Items from a dataset:

§

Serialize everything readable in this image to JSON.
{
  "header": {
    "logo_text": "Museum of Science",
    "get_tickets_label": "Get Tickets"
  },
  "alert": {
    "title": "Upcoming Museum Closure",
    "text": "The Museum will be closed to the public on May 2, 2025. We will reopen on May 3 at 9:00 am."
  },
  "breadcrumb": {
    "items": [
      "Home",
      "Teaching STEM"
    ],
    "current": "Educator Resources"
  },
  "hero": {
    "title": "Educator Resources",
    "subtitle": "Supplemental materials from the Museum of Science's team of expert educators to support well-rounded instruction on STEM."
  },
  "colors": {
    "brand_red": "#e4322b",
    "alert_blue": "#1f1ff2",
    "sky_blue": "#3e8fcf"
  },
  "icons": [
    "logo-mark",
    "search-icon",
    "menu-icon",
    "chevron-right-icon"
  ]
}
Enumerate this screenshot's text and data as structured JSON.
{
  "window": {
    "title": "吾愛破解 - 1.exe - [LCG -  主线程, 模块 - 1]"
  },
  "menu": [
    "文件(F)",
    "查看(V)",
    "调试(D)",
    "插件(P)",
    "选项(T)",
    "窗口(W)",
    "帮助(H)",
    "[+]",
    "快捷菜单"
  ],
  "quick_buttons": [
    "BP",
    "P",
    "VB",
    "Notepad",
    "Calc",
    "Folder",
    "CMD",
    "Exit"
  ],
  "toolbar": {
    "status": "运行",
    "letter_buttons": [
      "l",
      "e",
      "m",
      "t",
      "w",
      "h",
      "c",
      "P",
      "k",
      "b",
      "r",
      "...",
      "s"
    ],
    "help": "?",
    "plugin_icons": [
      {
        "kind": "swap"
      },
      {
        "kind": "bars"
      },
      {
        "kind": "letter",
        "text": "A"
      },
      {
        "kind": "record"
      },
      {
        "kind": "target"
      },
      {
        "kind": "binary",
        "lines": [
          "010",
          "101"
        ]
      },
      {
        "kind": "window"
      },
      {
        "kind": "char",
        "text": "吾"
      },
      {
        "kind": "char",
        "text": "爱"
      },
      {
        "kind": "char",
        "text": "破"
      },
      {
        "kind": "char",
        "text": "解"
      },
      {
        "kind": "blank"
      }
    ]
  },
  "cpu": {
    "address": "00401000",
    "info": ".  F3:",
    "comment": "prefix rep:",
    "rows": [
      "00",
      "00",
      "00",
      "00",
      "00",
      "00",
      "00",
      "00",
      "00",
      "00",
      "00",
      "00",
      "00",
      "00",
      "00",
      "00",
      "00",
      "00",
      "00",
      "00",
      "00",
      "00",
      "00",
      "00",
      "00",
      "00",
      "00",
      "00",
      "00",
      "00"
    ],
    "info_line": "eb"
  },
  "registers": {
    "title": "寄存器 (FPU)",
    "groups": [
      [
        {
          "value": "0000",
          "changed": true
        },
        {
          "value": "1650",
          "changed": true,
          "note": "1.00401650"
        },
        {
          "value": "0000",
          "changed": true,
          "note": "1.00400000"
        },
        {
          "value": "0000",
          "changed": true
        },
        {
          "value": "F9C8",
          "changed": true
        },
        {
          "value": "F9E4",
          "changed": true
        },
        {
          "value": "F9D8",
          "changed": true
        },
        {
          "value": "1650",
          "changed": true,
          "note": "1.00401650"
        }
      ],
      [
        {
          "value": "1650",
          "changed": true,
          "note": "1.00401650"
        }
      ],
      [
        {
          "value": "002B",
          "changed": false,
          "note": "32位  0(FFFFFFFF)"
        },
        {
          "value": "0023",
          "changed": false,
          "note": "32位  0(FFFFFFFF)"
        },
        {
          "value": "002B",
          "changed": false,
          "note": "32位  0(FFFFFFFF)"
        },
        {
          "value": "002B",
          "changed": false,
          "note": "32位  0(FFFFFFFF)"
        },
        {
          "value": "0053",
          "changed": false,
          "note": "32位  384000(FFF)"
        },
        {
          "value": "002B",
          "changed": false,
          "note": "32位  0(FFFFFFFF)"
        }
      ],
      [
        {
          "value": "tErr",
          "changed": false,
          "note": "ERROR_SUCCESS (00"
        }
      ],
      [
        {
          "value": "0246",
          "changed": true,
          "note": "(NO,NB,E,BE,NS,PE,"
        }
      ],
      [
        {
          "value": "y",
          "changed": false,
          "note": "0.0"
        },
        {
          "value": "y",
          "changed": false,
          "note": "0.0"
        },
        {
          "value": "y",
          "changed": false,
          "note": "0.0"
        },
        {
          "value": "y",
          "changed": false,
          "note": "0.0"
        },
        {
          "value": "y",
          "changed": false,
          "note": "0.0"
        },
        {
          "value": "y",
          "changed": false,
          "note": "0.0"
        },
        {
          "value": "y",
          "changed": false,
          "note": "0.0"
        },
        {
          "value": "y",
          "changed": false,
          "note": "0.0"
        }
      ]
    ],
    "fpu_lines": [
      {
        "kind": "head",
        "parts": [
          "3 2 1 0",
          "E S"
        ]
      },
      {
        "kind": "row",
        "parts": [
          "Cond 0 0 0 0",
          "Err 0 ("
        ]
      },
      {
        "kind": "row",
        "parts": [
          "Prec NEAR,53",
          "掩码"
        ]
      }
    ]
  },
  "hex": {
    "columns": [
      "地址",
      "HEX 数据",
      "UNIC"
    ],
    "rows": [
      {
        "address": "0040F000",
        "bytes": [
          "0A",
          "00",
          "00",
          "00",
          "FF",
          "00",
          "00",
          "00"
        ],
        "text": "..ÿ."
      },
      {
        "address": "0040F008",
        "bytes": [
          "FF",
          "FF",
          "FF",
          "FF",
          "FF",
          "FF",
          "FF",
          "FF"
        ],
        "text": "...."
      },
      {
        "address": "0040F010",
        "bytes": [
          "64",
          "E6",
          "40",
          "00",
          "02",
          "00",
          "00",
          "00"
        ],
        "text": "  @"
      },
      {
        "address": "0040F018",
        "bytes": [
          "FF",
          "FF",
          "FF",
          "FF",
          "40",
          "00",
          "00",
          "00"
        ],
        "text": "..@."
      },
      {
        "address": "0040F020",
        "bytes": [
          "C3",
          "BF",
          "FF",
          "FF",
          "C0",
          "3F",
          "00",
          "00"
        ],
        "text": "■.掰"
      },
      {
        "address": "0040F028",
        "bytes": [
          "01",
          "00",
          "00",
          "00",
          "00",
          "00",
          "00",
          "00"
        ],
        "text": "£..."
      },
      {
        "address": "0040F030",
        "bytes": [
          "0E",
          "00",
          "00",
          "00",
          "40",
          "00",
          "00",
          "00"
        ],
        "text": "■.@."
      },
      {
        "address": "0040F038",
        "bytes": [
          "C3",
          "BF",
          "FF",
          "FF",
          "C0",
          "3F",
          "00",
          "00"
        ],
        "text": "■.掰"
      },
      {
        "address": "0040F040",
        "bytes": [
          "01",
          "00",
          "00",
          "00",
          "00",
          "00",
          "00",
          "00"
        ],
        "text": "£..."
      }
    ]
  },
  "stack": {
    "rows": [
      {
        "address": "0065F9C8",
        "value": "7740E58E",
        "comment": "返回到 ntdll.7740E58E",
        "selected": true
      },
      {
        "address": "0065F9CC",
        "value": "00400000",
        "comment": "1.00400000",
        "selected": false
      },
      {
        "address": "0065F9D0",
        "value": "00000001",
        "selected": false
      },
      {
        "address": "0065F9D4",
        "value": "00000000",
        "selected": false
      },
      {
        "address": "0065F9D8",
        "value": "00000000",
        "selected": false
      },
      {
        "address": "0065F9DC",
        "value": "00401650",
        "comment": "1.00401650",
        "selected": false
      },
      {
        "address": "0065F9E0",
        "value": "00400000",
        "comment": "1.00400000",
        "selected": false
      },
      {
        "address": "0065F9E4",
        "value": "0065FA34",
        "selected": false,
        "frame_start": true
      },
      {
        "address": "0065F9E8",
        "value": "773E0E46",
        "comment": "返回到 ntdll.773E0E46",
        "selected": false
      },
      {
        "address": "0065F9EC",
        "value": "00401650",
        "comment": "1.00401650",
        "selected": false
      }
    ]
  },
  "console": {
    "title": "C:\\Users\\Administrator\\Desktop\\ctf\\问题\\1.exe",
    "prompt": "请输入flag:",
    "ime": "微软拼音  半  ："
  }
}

§

THE REQUEST: Count how many lines hold the string "ntdll" and give that number alone.

RIGHT ANSWER: 2